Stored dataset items

* * * * * * * * *

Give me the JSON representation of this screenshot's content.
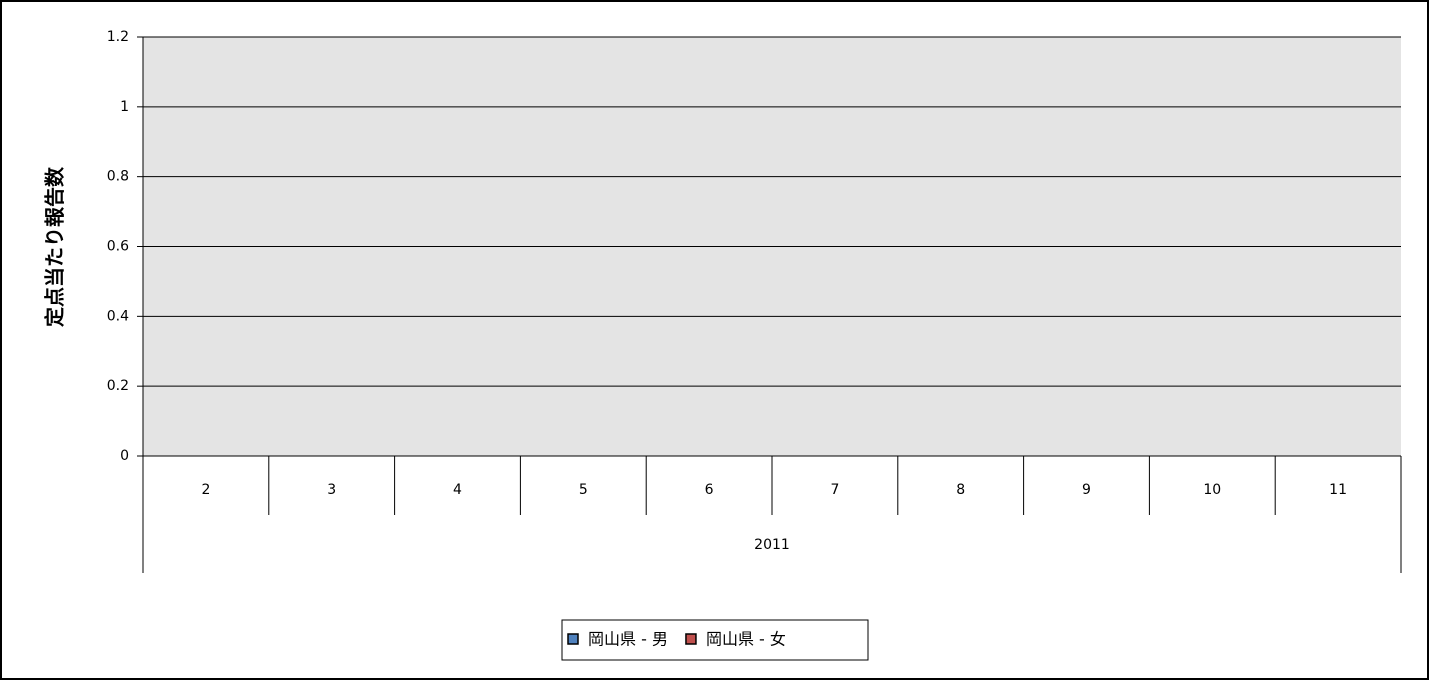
{
  "chart_data": {
    "type": "bar",
    "y_axis_label": "定点当たり報告数",
    "categories": [
      "2",
      "3",
      "4",
      "5",
      "6",
      "7",
      "8",
      "9",
      "10",
      "11"
    ],
    "category_group": "2011",
    "series": [
      {
        "name": "岡山県 - 男",
        "color": "#4f81bd",
        "values": [
          0,
          0,
          0,
          0,
          0,
          0,
          0,
          0,
          0,
          0
        ]
      },
      {
        "name": "岡山県 - 女",
        "color": "#c0504d",
        "values": [
          0,
          0,
          0,
          0,
          0,
          0,
          0,
          0,
          0,
          0
        ]
      }
    ],
    "ylim": [
      0,
      1.2
    ],
    "yticks": [
      0,
      0.2,
      0.4,
      0.6,
      0.8,
      1,
      1.2
    ],
    "grid": true,
    "legend": "bottom"
  }
}
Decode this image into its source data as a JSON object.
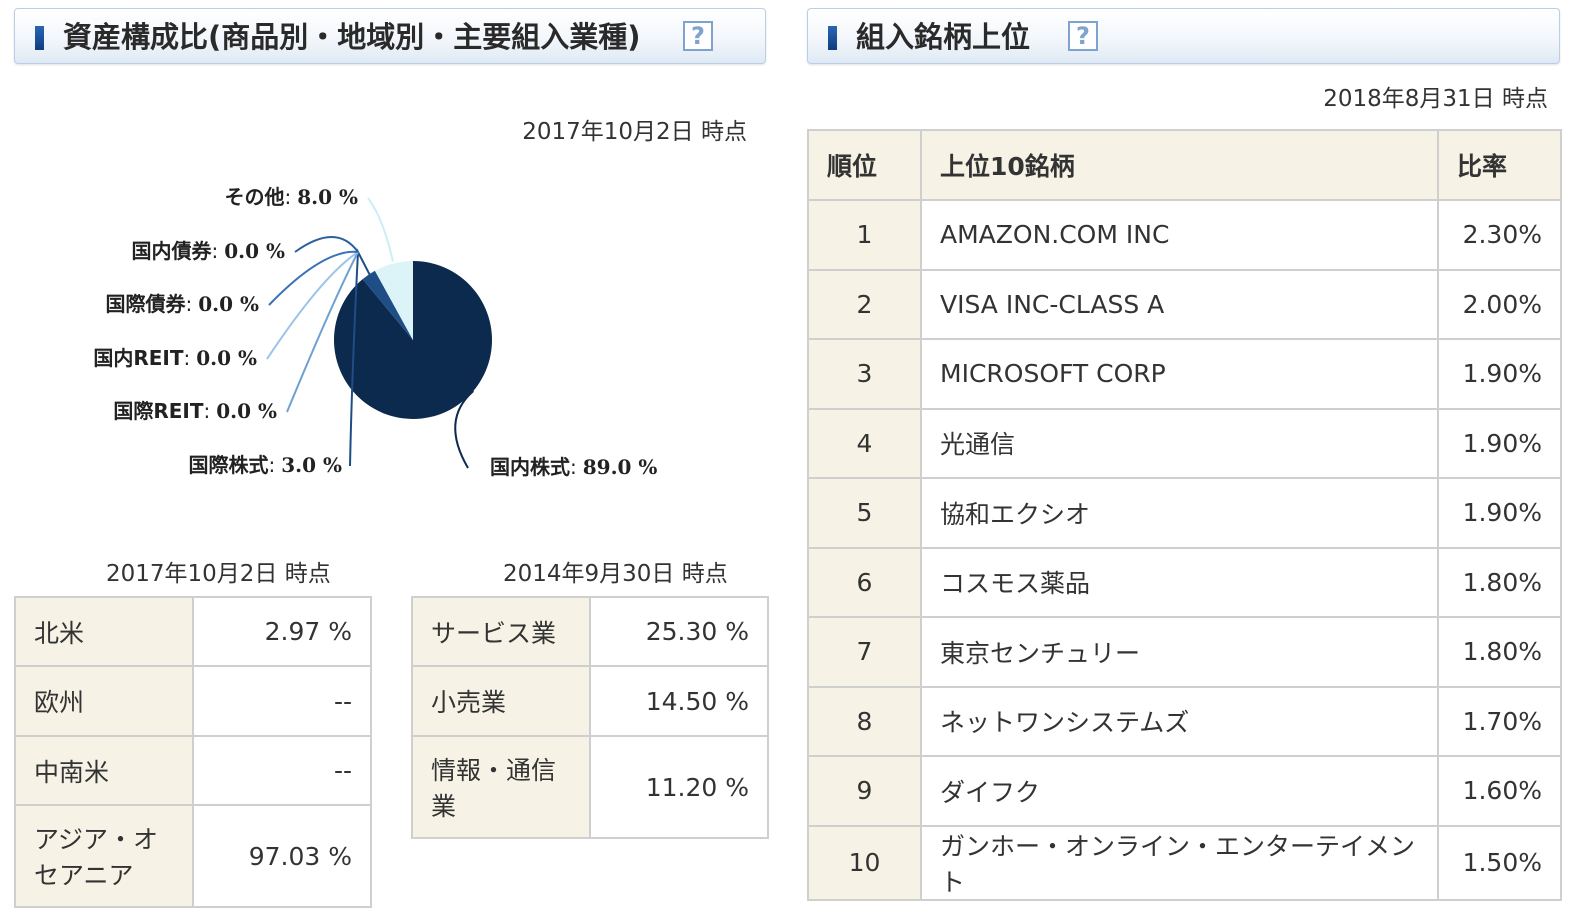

* * * * * * * * *

*EXERCISE DIRECTIONS*. Without including any pictures, print each record exactly.

*COMPLETE RESPONSE*.
Give me the JSON representation of this screenshot's content.
{
  "chart_data": {
    "type": "bar",
    "y_axis_label": "定点当たり報告数",
    "categories": [
      "2",
      "3",
      "4",
      "5",
      "6",
      "7",
      "8",
      "9",
      "10",
      "11"
    ],
    "category_group": "2011",
    "series": [
      {
        "name": "岡山県 - 男",
        "color": "#4f81bd",
        "values": [
          0,
          0,
          0,
          0,
          0,
          0,
          0,
          0,
          0,
          0
        ]
      },
      {
        "name": "岡山県 - 女",
        "color": "#c0504d",
        "values": [
          0,
          0,
          0,
          0,
          0,
          0,
          0,
          0,
          0,
          0
        ]
      }
    ],
    "ylim": [
      0,
      1.2
    ],
    "yticks": [
      0,
      0.2,
      0.4,
      0.6,
      0.8,
      1,
      1.2
    ],
    "grid": true,
    "legend": "bottom"
  }
}
Decode this image into its source data as a JSON object.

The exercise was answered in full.